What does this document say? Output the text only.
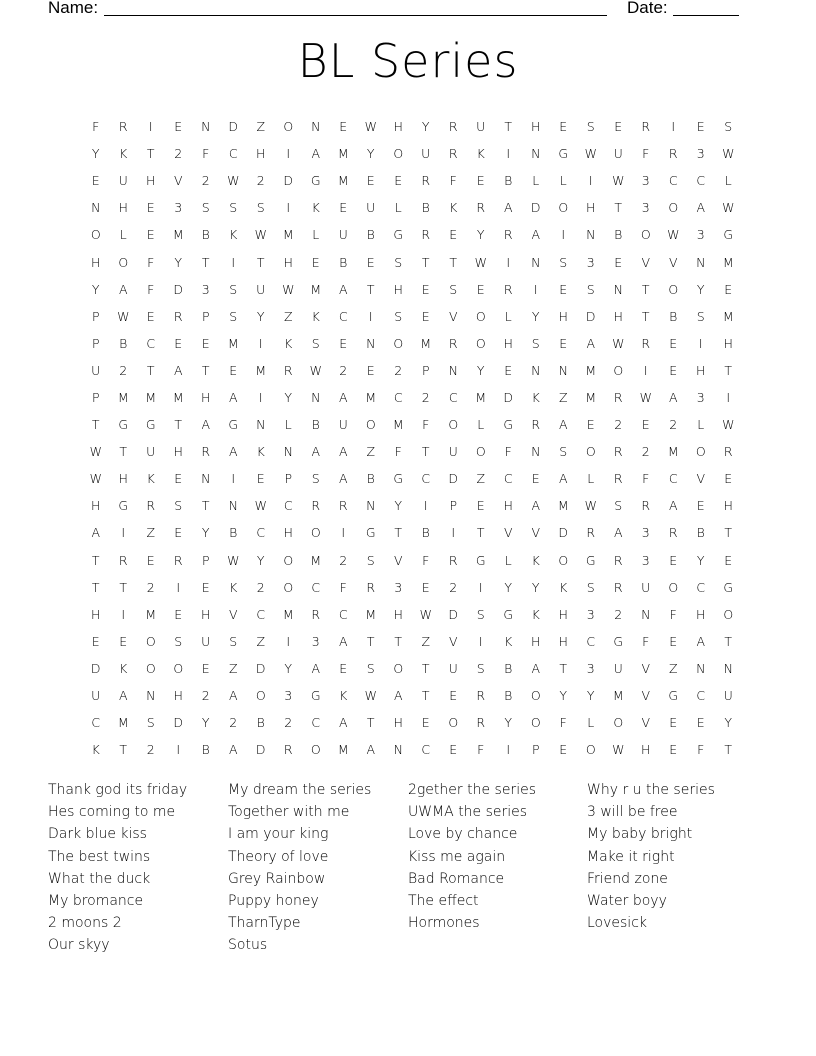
Name:	Date:
BL Series
F	R	I	E	N	D	Z	O	N	E	W	H	Y	R	U	T	H	E	S	E	R	I	E	S
Y	K	T	2	F	C	H	I	A	M	Y	O	U	R	K	I	N	G	W	U	F	R	3	W
E	U	H	V	2	W	2	D	G	M	E	E	R	F	E	B	L	L	I	W	3	C	C	L
N	H	E	3	S	S	S	I	K	E	U	L	B	K	R	A	D	O	H	T	3	O	A	W
O	L	E	M	B	K	W	M	L	U	B	G	R	E	Y	R	A	I	N	B	O	W	3	G
H	O	F	Y	T	I	T	H	E	B	E	S	T	T	W	I	N	S	3	E	V	V	N	M
Y	A	F	D	3	S	U	W	M	A	T	H	E	S	E	R	I	E	S	N	T	O	Y	E
P	W	E	R	P	S	Y	Z	K	C	I	S	E	V	O	L	Y	H	D	H	T	B	S	M
P	B	C	E	E	M	I	K	S	E	N	O	M	R	O	H	S	E	A	W	R	E	I	H
U	2	T	A	T	E	M	R	W	2	E	2	P	N	Y	E	N	N	M	O	I	E	H	T
P	M	M	M	H	A	I	Y	N	A	M	C	2	C	M	D	K	Z	M	R	W	A	3	I
T	G	G	T	A	G	N	L	B	U	O	M	F	O	L	G	R	A	E	2	E	2	L	W
W	T	U	H	R	A	K	N	A	A	Z	F	T	U	O	F	N	S	O	R	2	M	O	R
W	H	K	E	N	I	E	P	S	A	B	G	C	D	Z	C	E	A	L	R	F	C	V	E
H	G	R	S	T	N	W	C	R	R	N	Y	I	P	E	H	A	M	W	S	R	A	E	H
A	I	Z	E	Y	B	C	H	O	I	G	T	B	I	T	V	V	D	R	A	3	R	B	T
T	R	E	R	P	W	Y	O	M	2	S	V	F	R	G	L	K	O	G	R	3	E	Y	E
T	T	2	I	E	K	2	O	C	F	R	3	E	2	I	Y	Y	K	S	R	U	O	C	G
H	I	M	E	H	V	C	M	R	C	M	H	W	D	S	G	K	H	3	2	N	F	H	O
E	E	O	S	U	S	Z	I	3	A	T	T	Z	V	I	K	H	H	C	G	F	E	A	T
D	K	O	O	E	Z	D	Y	A	E	S	O	T	U	S	B	A	T	3	U	V	Z	N	N
U	A	N	H	2	A	O	3	G	K	W	A	T	E	R	B	O	Y	Y	M	V	G	C	U
C	M	S	D	Y	2	B	2	C	A	T	H	E	O	R	Y	O	F	L	O	V	E	E	Y
K	T	2	I	B	A	D	R	O	M	A	N	C	E	F	I	P	E	O	W	H	E	F	T
Thank god its friday
Hes coming to me
Dark blue kiss
The best twins
What the duck
My bromance
2 moons 2
Our skyy
My dream the series
Together with me
I am your king
Theory of love
Grey Rainbow
Puppy honey
TharnType
Sotus
2gether the series
UWMA the series
Love by chance
Kiss me again
Bad Romance
The effect
Hormones
Why r u the series
3 will be free
My baby bright
Make it right
Friend zone
Water boyy
Lovesick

What to produce —
Return all of the entries word for word, but omit the pictures.

Complete response —
What does this document say? Output the text only.
Name:	Date:
BL Series
F	R	I	E	N	D	Z	O	N	E	W	H	Y	R	U	T	H	E	S	E	R	I	E	S
Y	K	T	2	F	C	H	I	A	M	Y	O	U	R	K	I	N	G	W	U	F	R	3	W
E	U	H	V	2	W	2	D	G	M	E	E	R	F	E	B	L	L	I	W	3	C	C	L
N	H	E	3	S	S	S	I	K	E	U	L	B	K	R	A	D	O	H	T	3	O	A	W
O	L	E	M	B	K	W	M	L	U	B	G	R	E	Y	R	A	I	N	B	O	W	3	G
H	O	F	Y	T	I	T	H	E	B	E	S	T	T	W	I	N	S	3	E	V	V	N	M
Y	A	F	D	3	S	U	W	M	A	T	H	E	S	E	R	I	E	S	N	T	O	Y	E
P	W	E	R	P	S	Y	Z	K	C	I	S	E	V	O	L	Y	H	D	H	T	B	S	M
P	B	C	E	E	M	I	K	S	E	N	O	M	R	O	H	S	E	A	W	R	E	I	H
U	2	T	A	T	E	M	R	W	2	E	2	P	N	Y	E	N	N	M	O	I	E	H	T
P	M	M	M	H	A	I	Y	N	A	M	C	2	C	M	D	K	Z	M	R	W	A	3	I
T	G	G	T	A	G	N	L	B	U	O	M	F	O	L	G	R	A	E	2	E	2	L	W
W	T	U	H	R	A	K	N	A	A	Z	F	T	U	O	F	N	S	O	R	2	M	O	R
W	H	K	E	N	I	E	P	S	A	B	G	C	D	Z	C	E	A	L	R	F	C	V	E
H	G	R	S	T	N	W	C	R	R	N	Y	I	P	E	H	A	M	W	S	R	A	E	H
A	I	Z	E	Y	B	C	H	O	I	G	T	B	I	T	V	V	D	R	A	3	R	B	T
T	R	E	R	P	W	Y	O	M	2	S	V	F	R	G	L	K	O	G	R	3	E	Y	E
T	T	2	I	E	K	2	O	C	F	R	3	E	2	I	Y	Y	K	S	R	U	O	C	G
H	I	M	E	H	V	C	M	R	C	M	H	W	D	S	G	K	H	3	2	N	F	H	O
E	E	O	S	U	S	Z	I	3	A	T	T	Z	V	I	K	H	H	C	G	F	E	A	T
D	K	O	O	E	Z	D	Y	A	E	S	O	T	U	S	B	A	T	3	U	V	Z	N	N
U	A	N	H	2	A	O	3	G	K	W	A	T	E	R	B	O	Y	Y	M	V	G	C	U
C	M	S	D	Y	2	B	2	C	A	T	H	E	O	R	Y	O	F	L	O	V	E	E	Y
K	T	2	I	B	A	D	R	O	M	A	N	C	E	F	I	P	E	O	W	H	E	F	T
Thank god its friday
Hes coming to me
Dark blue kiss
The best twins
What the duck
My bromance
2 moons 2
Our skyy
My dream the series
Together with me
I am your king
Theory of love
Grey Rainbow
Puppy honey
TharnType
Sotus
2gether the series
UWMA the series
Love by chance
Kiss me again
Bad Romance
The effect
Hormones
Why r u the series
3 will be free
My baby bright
Make it right
Friend zone
Water boyy
Lovesick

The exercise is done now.